** Records provided **

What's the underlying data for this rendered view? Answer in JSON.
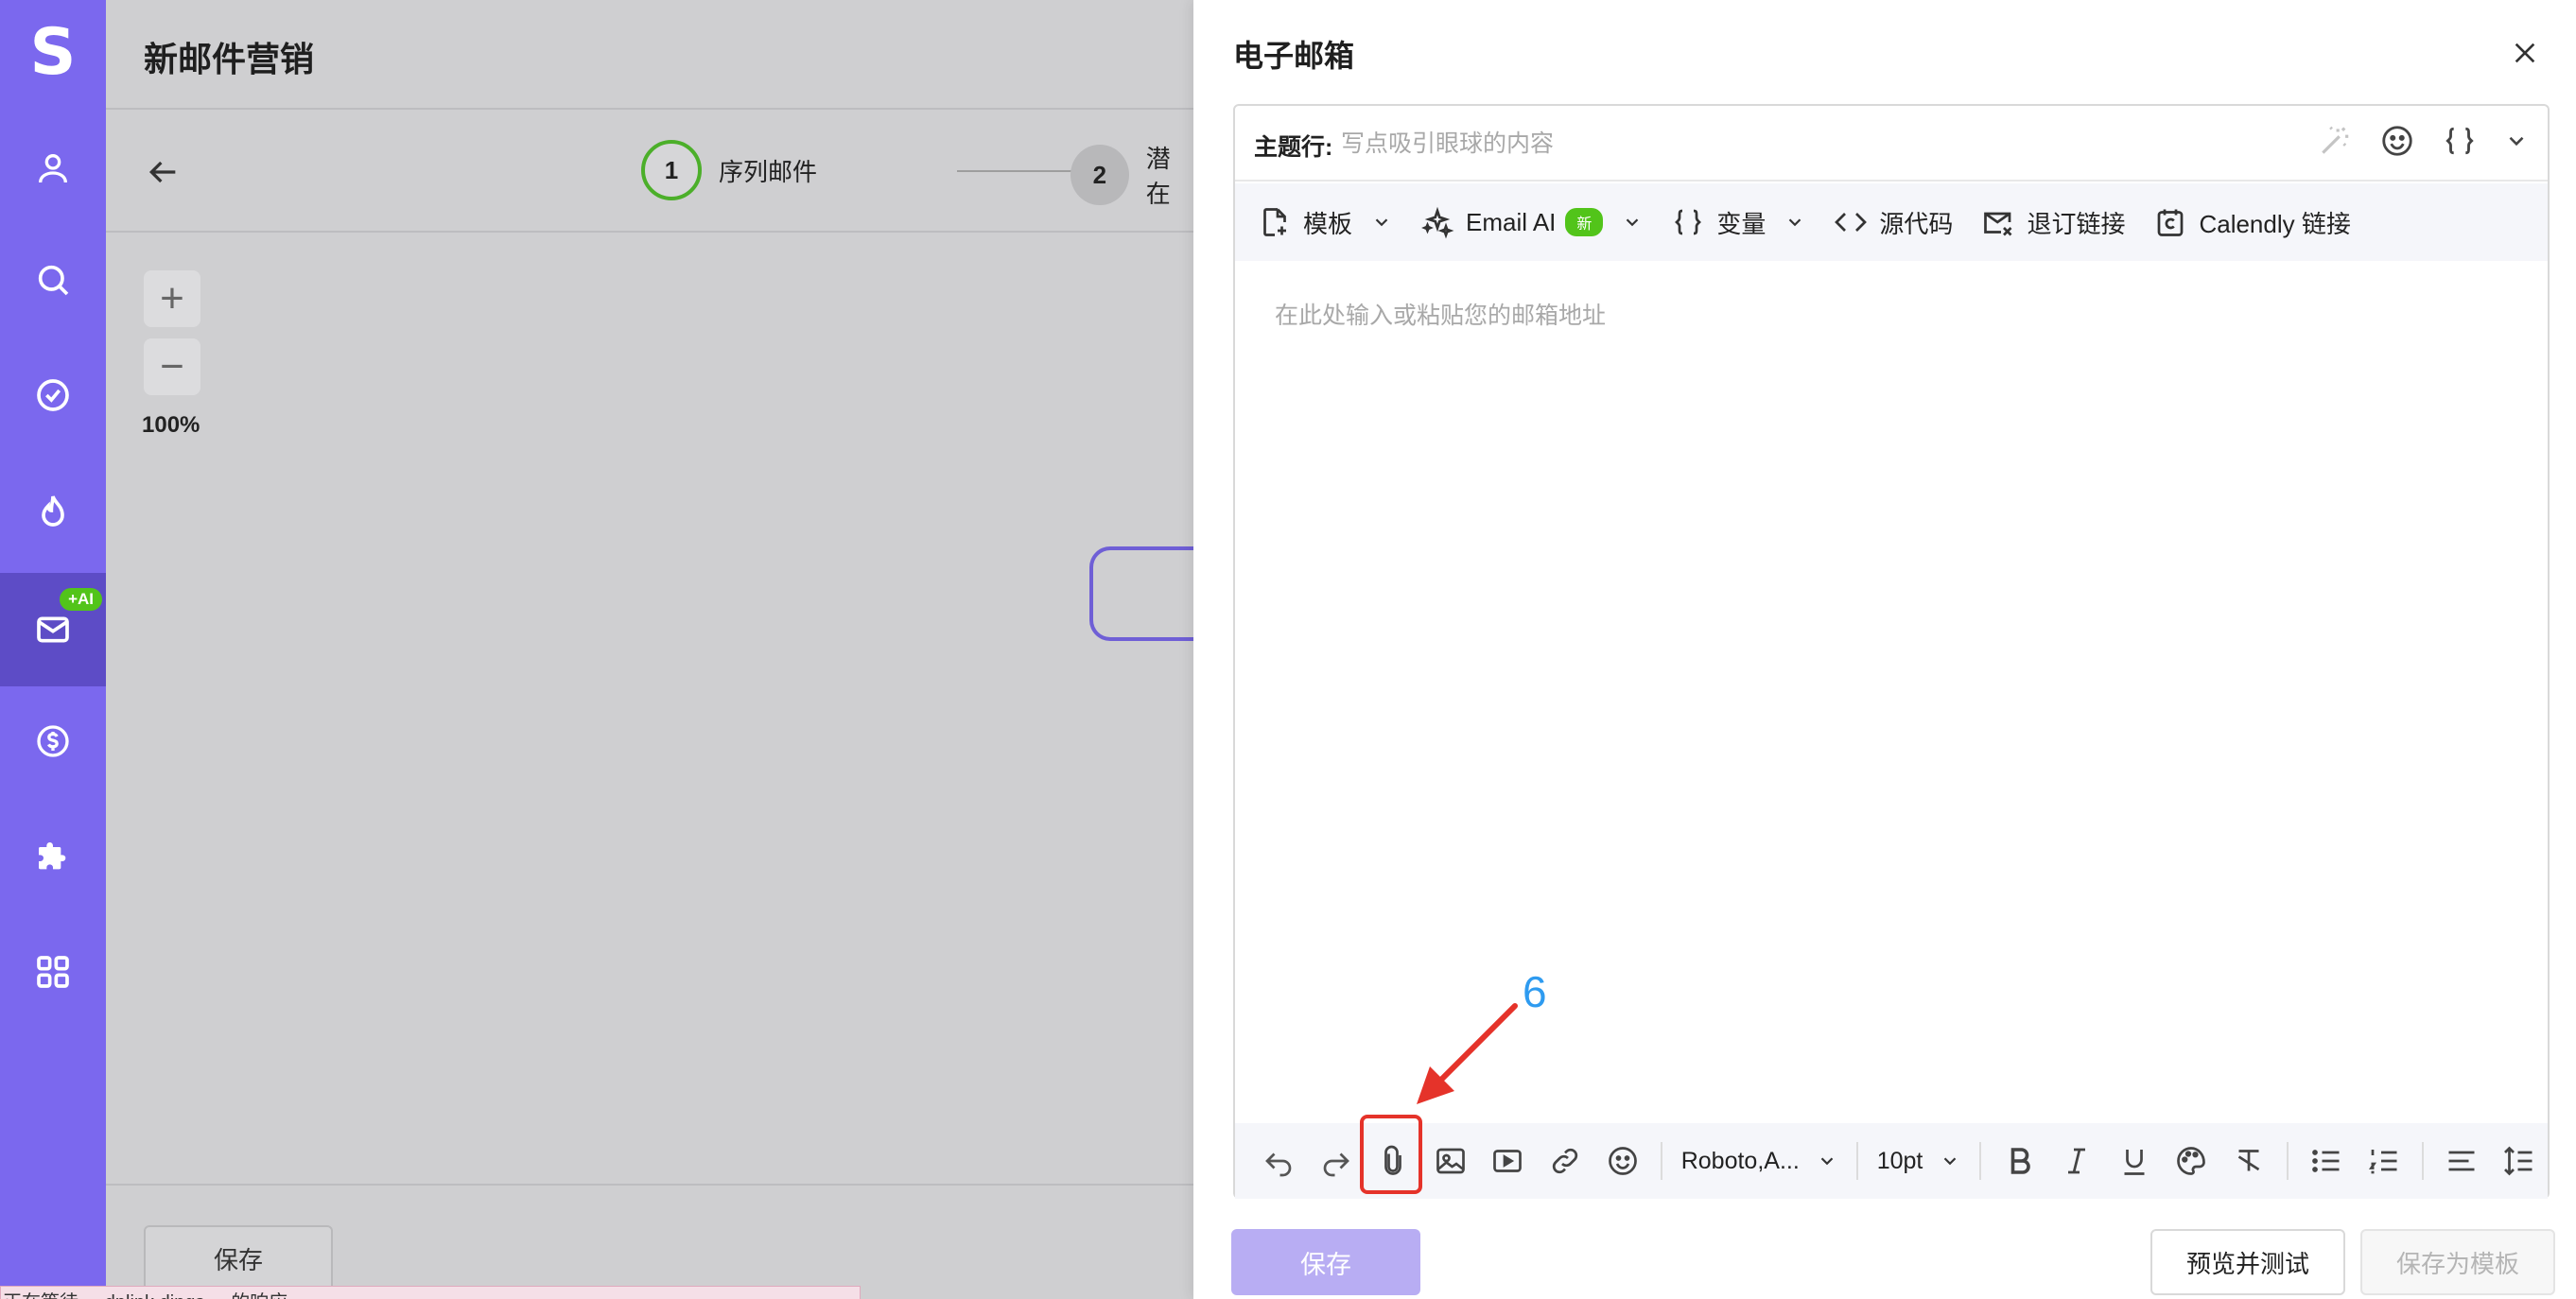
{
  "sidebar": {
    "logo": "S",
    "items": [
      {
        "name": "user-icon"
      },
      {
        "name": "search-icon"
      },
      {
        "name": "check-circle-icon"
      },
      {
        "name": "flame-icon"
      },
      {
        "name": "mail-icon",
        "badge": "+AI",
        "active": true
      },
      {
        "name": "dollar-icon"
      },
      {
        "name": "puzzle-icon"
      },
      {
        "name": "grid-icon"
      }
    ]
  },
  "background": {
    "page_title": "新邮件营销",
    "steps": [
      {
        "number": "1",
        "label": "序列邮件"
      },
      {
        "number": "2",
        "label": "潜在"
      }
    ],
    "zoom_in": "+",
    "zoom_out": "−",
    "zoom_level": "100%",
    "save_label": "保存",
    "toast_text": "正在等待 ... dplink.dings ... 的响应..."
  },
  "panel": {
    "title": "电子邮箱",
    "subject": {
      "label": "主题行:",
      "placeholder": "写点吸引眼球的内容",
      "value": ""
    },
    "toolbar_top": {
      "template": "模板",
      "email_ai": "Email AI",
      "email_ai_badge": "新",
      "variable": "变量",
      "source_code": "源代码",
      "unsubscribe": "退订链接",
      "calendly": "Calendly 链接"
    },
    "body_placeholder": "在此处输入或粘贴您的邮箱地址",
    "toolbar_bottom": {
      "font_family": "Roboto,A...",
      "font_size": "10pt"
    },
    "annotation_number": "6",
    "buttons": {
      "save": "保存",
      "preview": "预览并测试",
      "save_template": "保存为模板"
    }
  },
  "colors": {
    "sidebar": "#7b68ee",
    "sidebar_active": "#5d4cc6",
    "badge_green": "#52c41a",
    "highlight_red": "#e5332a",
    "annotation_blue": "#2e9bf0",
    "save_button": "#b8adf3"
  }
}
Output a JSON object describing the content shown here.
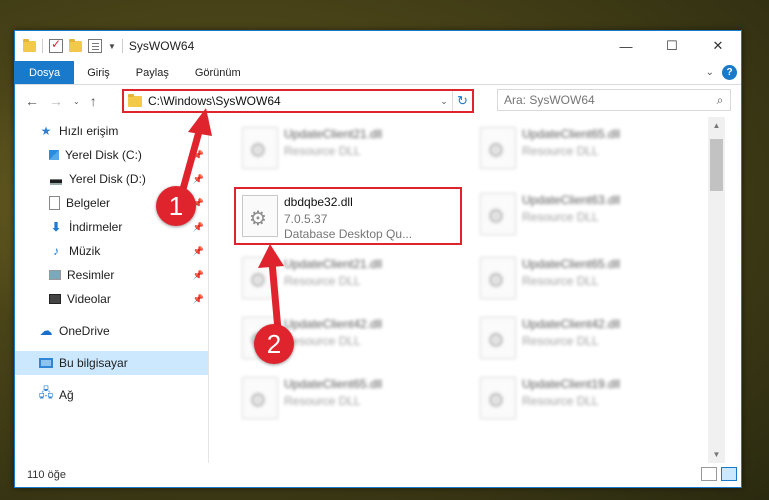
{
  "window": {
    "title": "SysWOW64",
    "controls": {
      "minimize": "—",
      "maximize": "☐",
      "close": "✕"
    }
  },
  "ribbon": {
    "tabs": [
      "Dosya",
      "Giriş",
      "Paylaş",
      "Görünüm"
    ],
    "help_label": "?"
  },
  "address": {
    "path": "C:\\Windows\\SysWOW64"
  },
  "search": {
    "placeholder": "Ara: SysWOW64"
  },
  "sidebar": {
    "items": [
      {
        "label": "Hızlı erişim",
        "icon": "star-icon",
        "pinned": false
      },
      {
        "label": "Yerel Disk (C:)",
        "icon": "windows-disk-icon",
        "pinned": true
      },
      {
        "label": "Yerel Disk (D:)",
        "icon": "disk-icon",
        "pinned": true
      },
      {
        "label": "Belgeler",
        "icon": "document-icon",
        "pinned": true
      },
      {
        "label": "İndirmeler",
        "icon": "download-icon",
        "pinned": true
      },
      {
        "label": "Müzik",
        "icon": "music-icon",
        "pinned": true
      },
      {
        "label": "Resimler",
        "icon": "pictures-icon",
        "pinned": true
      },
      {
        "label": "Videolar",
        "icon": "video-icon",
        "pinned": true
      },
      {
        "label": "OneDrive",
        "icon": "cloud-icon",
        "pinned": false
      },
      {
        "label": "Bu bilgisayar",
        "icon": "computer-icon",
        "pinned": false,
        "selected": true
      },
      {
        "label": "Ağ",
        "icon": "network-icon",
        "pinned": false
      }
    ]
  },
  "files": {
    "highlighted": {
      "name": "dbdqbe32.dll",
      "version": "7.0.5.37",
      "description": "Database Desktop Qu..."
    },
    "blurred": [
      {
        "name": "UpdateClient21.dll",
        "type": "Resource DLL"
      },
      {
        "name": "UpdateClient65.dll",
        "type": "Resource DLL"
      },
      {
        "name": "UpdateClient63.dll",
        "type": "Resource DLL"
      },
      {
        "name": "UpdateClient21.dll",
        "type": "Resource DLL"
      },
      {
        "name": "UpdateClient65.dll",
        "type": "Resource DLL"
      },
      {
        "name": "UpdateClient42.dll",
        "type": "Resource DLL"
      },
      {
        "name": "UpdateClient42.dll",
        "type": "Resource DLL"
      },
      {
        "name": "UpdateClient65.dll",
        "type": "Resource DLL"
      },
      {
        "name": "UpdateClient19.dll",
        "type": "Resource DLL"
      }
    ]
  },
  "status": {
    "item_count": "110 öğe"
  },
  "annotations": {
    "badge1": "1",
    "badge2": "2"
  },
  "colors": {
    "accent": "#1979ca",
    "annotation_red": "#e0242e",
    "selected_bg": "#cce8ff"
  }
}
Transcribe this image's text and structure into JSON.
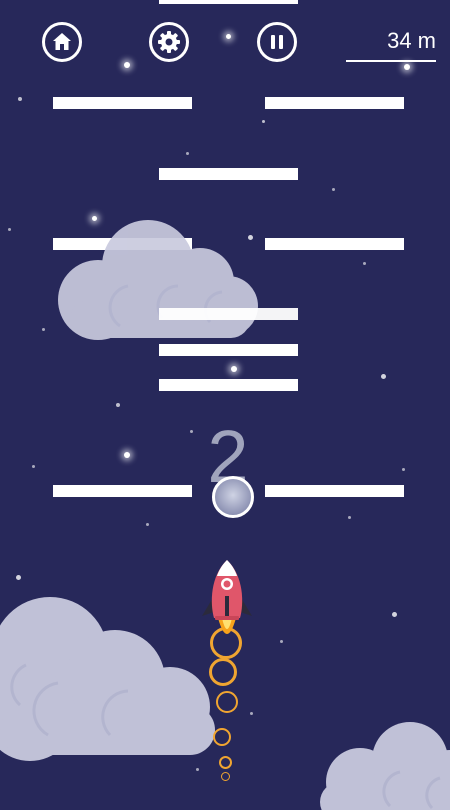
{
  "hud": {
    "home_icon": "home-icon",
    "settings_icon": "gear-icon",
    "pause_icon": "pause-icon",
    "distance": "34 m"
  },
  "game": {
    "countdown": "2",
    "background_color": "#27285a",
    "bar_color": "#ffffff",
    "cloud_color": "#c9cade",
    "rocket_body_color": "#e0566a",
    "flame_color": "#f7a21b"
  }
}
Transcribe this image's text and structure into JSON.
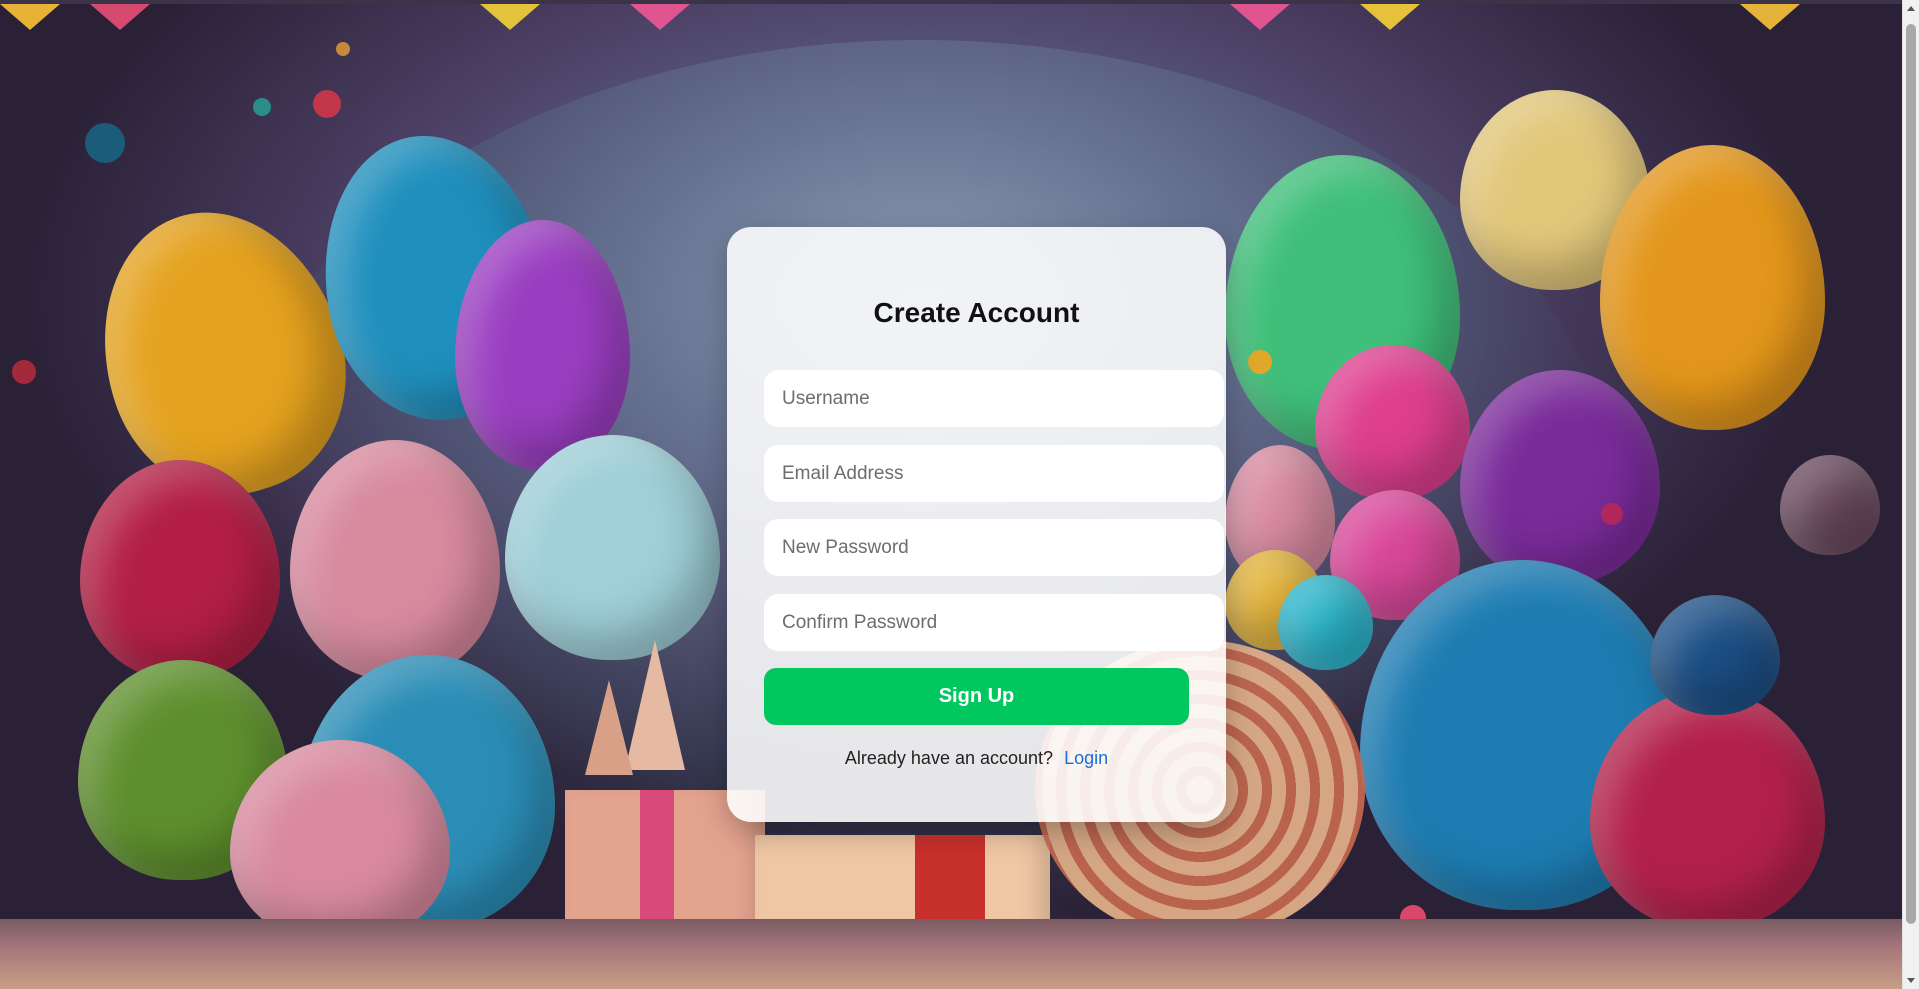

** Exercise directions **
Transcribe the full listing character for character. Pictures are excluded.

** Task solution **
What's the underlying data for this rendered view? Answer in JSON.
{
  "sidebar": {
    "logo": "S",
    "items": [
      {
        "name": "user-icon"
      },
      {
        "name": "search-icon"
      },
      {
        "name": "check-circle-icon"
      },
      {
        "name": "flame-icon"
      },
      {
        "name": "mail-icon",
        "badge": "+AI",
        "active": true
      },
      {
        "name": "dollar-icon"
      },
      {
        "name": "puzzle-icon"
      },
      {
        "name": "grid-icon"
      }
    ]
  },
  "background": {
    "page_title": "新邮件营销",
    "steps": [
      {
        "number": "1",
        "label": "序列邮件"
      },
      {
        "number": "2",
        "label": "潜在"
      }
    ],
    "zoom_in": "+",
    "zoom_out": "−",
    "zoom_level": "100%",
    "save_label": "保存",
    "toast_text": "正在等待 ... dplink.dings ... 的响应..."
  },
  "panel": {
    "title": "电子邮箱",
    "subject": {
      "label": "主题行:",
      "placeholder": "写点吸引眼球的内容",
      "value": ""
    },
    "toolbar_top": {
      "template": "模板",
      "email_ai": "Email AI",
      "email_ai_badge": "新",
      "variable": "变量",
      "source_code": "源代码",
      "unsubscribe": "退订链接",
      "calendly": "Calendly 链接"
    },
    "body_placeholder": "在此处输入或粘贴您的邮箱地址",
    "toolbar_bottom": {
      "font_family": "Roboto,A...",
      "font_size": "10pt"
    },
    "annotation_number": "6",
    "buttons": {
      "save": "保存",
      "preview": "预览并测试",
      "save_template": "保存为模板"
    }
  },
  "colors": {
    "sidebar": "#7b68ee",
    "sidebar_active": "#5d4cc6",
    "badge_green": "#52c41a",
    "highlight_red": "#e5332a",
    "annotation_blue": "#2e9bf0",
    "save_button": "#b8adf3"
  }
}
Output a JSON object describing the content shown here.
{
  "window": {
    "title": "SysWOW64",
    "controls": {
      "minimize": "—",
      "maximize": "☐",
      "close": "✕"
    }
  },
  "ribbon": {
    "tabs": [
      "Dosya",
      "Giriş",
      "Paylaş",
      "Görünüm"
    ],
    "help_label": "?"
  },
  "address": {
    "path": "C:\\Windows\\SysWOW64"
  },
  "search": {
    "placeholder": "Ara: SysWOW64"
  },
  "sidebar": {
    "items": [
      {
        "label": "Hızlı erişim",
        "icon": "star-icon",
        "pinned": false
      },
      {
        "label": "Yerel Disk (C:)",
        "icon": "windows-disk-icon",
        "pinned": true
      },
      {
        "label": "Yerel Disk (D:)",
        "icon": "disk-icon",
        "pinned": true
      },
      {
        "label": "Belgeler",
        "icon": "document-icon",
        "pinned": true
      },
      {
        "label": "İndirmeler",
        "icon": "download-icon",
        "pinned": true
      },
      {
        "label": "Müzik",
        "icon": "music-icon",
        "pinned": true
      },
      {
        "label": "Resimler",
        "icon": "pictures-icon",
        "pinned": true
      },
      {
        "label": "Videolar",
        "icon": "video-icon",
        "pinned": true
      },
      {
        "label": "OneDrive",
        "icon": "cloud-icon",
        "pinned": false
      },
      {
        "label": "Bu bilgisayar",
        "icon": "computer-icon",
        "pinned": false,
        "selected": true
      },
      {
        "label": "Ağ",
        "icon": "network-icon",
        "pinned": false
      }
    ]
  },
  "files": {
    "highlighted": {
      "name": "dbdqbe32.dll",
      "version": "7.0.5.37",
      "description": "Database Desktop Qu..."
    },
    "blurred": [
      {
        "name": "UpdateClient21.dll",
        "type": "Resource DLL"
      },
      {
        "name": "UpdateClient65.dll",
        "type": "Resource DLL"
      },
      {
        "name": "UpdateClient63.dll",
        "type": "Resource DLL"
      },
      {
        "name": "UpdateClient21.dll",
        "type": "Resource DLL"
      },
      {
        "name": "UpdateClient65.dll",
        "type": "Resource DLL"
      },
      {
        "name": "UpdateClient42.dll",
        "type": "Resource DLL"
      },
      {
        "name": "UpdateClient42.dll",
        "type": "Resource DLL"
      },
      {
        "name": "UpdateClient65.dll",
        "type": "Resource DLL"
      },
      {
        "name": "UpdateClient19.dll",
        "type": "Resource DLL"
      }
    ]
  },
  "status": {
    "item_count": "110 öğe"
  },
  "annotations": {
    "badge1": "1",
    "badge2": "2"
  },
  "colors": {
    "accent": "#1979ca",
    "annotation_red": "#e0242e",
    "selected_bg": "#cce8ff"
  }
}
Transcribe this image's text and structure into JSON.
{
  "hud": {
    "home_icon": "home-icon",
    "settings_icon": "gear-icon",
    "pause_icon": "pause-icon",
    "distance": "34 m"
  },
  "game": {
    "countdown": "2",
    "background_color": "#27285a",
    "bar_color": "#ffffff",
    "cloud_color": "#c9cade",
    "rocket_body_color": "#e0566a",
    "flame_color": "#f7a21b"
  }
}
Transcribe this image's text and structure into JSON.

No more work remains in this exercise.